#### Exercise task
Lines containing the word "text" are to be located and copied.

#### Supplied entries

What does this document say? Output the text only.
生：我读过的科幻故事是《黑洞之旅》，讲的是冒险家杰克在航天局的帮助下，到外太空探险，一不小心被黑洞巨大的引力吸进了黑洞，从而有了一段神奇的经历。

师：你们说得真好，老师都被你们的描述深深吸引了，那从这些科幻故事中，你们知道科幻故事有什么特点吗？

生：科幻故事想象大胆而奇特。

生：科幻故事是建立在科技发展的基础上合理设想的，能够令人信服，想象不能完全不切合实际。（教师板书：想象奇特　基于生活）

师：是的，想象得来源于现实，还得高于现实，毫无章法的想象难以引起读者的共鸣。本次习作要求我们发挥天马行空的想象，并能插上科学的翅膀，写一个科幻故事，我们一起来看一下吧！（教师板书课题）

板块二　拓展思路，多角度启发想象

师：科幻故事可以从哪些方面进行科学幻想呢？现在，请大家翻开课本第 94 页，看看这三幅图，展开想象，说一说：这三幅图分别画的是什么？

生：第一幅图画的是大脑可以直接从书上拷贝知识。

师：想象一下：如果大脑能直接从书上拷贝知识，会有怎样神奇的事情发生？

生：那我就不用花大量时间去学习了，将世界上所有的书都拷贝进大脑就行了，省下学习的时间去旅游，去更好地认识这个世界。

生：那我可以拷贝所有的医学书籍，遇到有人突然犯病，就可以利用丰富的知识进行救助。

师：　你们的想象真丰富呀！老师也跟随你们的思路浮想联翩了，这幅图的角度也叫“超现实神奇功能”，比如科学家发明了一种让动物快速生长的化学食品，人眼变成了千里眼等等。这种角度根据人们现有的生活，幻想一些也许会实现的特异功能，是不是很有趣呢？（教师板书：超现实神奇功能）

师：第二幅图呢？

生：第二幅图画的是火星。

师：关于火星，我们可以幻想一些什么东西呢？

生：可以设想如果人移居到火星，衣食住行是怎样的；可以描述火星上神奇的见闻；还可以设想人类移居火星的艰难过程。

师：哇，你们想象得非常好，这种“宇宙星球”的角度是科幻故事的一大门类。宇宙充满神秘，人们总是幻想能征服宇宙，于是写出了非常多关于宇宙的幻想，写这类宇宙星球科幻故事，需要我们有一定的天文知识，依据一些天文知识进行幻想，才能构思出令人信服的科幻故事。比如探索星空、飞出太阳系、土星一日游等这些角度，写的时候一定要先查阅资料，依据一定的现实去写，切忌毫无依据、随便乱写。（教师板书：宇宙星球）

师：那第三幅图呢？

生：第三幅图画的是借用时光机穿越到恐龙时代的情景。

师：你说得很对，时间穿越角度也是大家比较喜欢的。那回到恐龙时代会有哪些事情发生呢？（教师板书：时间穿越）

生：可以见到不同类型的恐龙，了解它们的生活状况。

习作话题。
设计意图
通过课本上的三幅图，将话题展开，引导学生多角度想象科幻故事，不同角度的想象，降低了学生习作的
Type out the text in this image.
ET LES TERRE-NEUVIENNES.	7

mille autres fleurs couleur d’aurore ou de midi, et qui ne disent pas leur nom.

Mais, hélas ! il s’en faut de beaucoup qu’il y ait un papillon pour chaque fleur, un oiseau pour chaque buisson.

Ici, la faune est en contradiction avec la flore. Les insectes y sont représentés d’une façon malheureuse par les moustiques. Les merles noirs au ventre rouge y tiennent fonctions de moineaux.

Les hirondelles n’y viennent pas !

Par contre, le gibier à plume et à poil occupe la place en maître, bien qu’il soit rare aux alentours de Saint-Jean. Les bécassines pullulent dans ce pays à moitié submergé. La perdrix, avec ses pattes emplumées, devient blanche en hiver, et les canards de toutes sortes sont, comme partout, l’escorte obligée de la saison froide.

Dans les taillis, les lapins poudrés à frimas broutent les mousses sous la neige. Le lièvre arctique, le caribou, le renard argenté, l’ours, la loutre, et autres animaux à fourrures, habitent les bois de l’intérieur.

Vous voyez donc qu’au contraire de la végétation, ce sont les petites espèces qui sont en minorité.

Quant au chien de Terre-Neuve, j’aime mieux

#### Task output
What does this document say? Output the text only.
Type out the text in this image.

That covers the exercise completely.